— start —

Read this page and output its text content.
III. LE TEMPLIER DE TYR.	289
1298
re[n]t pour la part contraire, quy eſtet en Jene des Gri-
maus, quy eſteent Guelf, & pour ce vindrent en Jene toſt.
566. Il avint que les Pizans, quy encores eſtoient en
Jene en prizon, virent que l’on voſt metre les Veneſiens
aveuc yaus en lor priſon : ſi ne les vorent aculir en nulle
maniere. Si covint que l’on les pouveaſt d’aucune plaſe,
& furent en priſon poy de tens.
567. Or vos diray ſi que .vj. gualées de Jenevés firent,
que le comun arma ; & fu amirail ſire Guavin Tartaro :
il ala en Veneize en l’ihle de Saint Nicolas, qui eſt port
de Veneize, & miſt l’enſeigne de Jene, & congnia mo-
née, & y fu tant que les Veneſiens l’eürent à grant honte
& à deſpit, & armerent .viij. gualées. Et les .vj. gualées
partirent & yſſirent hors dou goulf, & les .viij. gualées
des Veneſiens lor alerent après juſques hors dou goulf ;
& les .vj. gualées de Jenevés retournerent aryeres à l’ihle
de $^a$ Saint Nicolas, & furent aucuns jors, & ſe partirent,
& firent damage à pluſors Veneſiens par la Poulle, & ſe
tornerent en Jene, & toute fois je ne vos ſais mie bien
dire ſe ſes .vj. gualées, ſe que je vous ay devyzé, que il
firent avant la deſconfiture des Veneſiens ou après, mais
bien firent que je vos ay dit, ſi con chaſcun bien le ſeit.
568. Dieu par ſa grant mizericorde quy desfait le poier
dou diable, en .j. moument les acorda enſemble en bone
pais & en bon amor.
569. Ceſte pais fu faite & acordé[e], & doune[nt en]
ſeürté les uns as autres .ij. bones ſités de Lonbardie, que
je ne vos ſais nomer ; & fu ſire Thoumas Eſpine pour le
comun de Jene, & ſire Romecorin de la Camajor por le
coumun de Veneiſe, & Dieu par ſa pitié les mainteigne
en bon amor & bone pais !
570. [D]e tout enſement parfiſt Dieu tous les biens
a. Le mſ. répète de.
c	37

— end —

• AIM OF THE TASK
Repeat every line of the material exactly as given.

• SOLUTION FOR THIS EXERCISE
Read this page and output its text content.
III. LE TEMPLIER DE TYR.	289
1298
re[n]t pour la part contraire, quy eſtet en Jene des Gri-
maus, quy eſteent Guelf, & pour ce vindrent en Jene toſt.
566. Il avint que les Pizans, quy encores eſtoient en
Jene en prizon, virent que l’on voſt metre les Veneſiens
aveuc yaus en lor priſon : ſi ne les vorent aculir en nulle
maniere. Si covint que l’on les pouveaſt d’aucune plaſe,
& furent en priſon poy de tens.
567. Or vos diray ſi que .vj. gualées de Jenevés firent,
que le comun arma ; & fu amirail ſire Guavin Tartaro :
il ala en Veneize en l’ihle de Saint Nicolas, qui eſt port
de Veneize, & miſt l’enſeigne de Jene, & congnia mo-
née, & y fu tant que les Veneſiens l’eürent à grant honte
& à deſpit, & armerent .viij. gualées. Et les .vj. gualées
partirent & yſſirent hors dou goulf, & les .viij. gualées
des Veneſiens lor alerent après juſques hors dou goulf ;
& les .vj. gualées de Jenevés retournerent aryeres à l’ihle
de $^a$ Saint Nicolas, & furent aucuns jors, & ſe partirent,
& firent damage à pluſors Veneſiens par la Poulle, & ſe
tornerent en Jene, & toute fois je ne vos ſais mie bien
dire ſe ſes .vj. gualées, ſe que je vous ay devyzé, que il
firent avant la deſconfiture des Veneſiens ou après, mais
bien firent que je vos ay dit, ſi con chaſcun bien le ſeit.
568. Dieu par ſa grant mizericorde quy desfait le poier
dou diable, en .j. moument les acorda enſemble en bone
pais & en bon amor.
569. Ceſte pais fu faite & acordé[e], & doune[nt en]
ſeürté les uns as autres .ij. bones ſités de Lonbardie, que
je ne vos ſais nomer ; & fu ſire Thoumas Eſpine pour le
comun de Jene, & ſire Romecorin de la Camajor por le
coumun de Veneiſe, & Dieu par ſa pitié les mainteigne
en bon amor & bone pais !
570. [D]e tout enſement parfiſt Dieu tous les biens
a. Le mſ. répète de.
c	37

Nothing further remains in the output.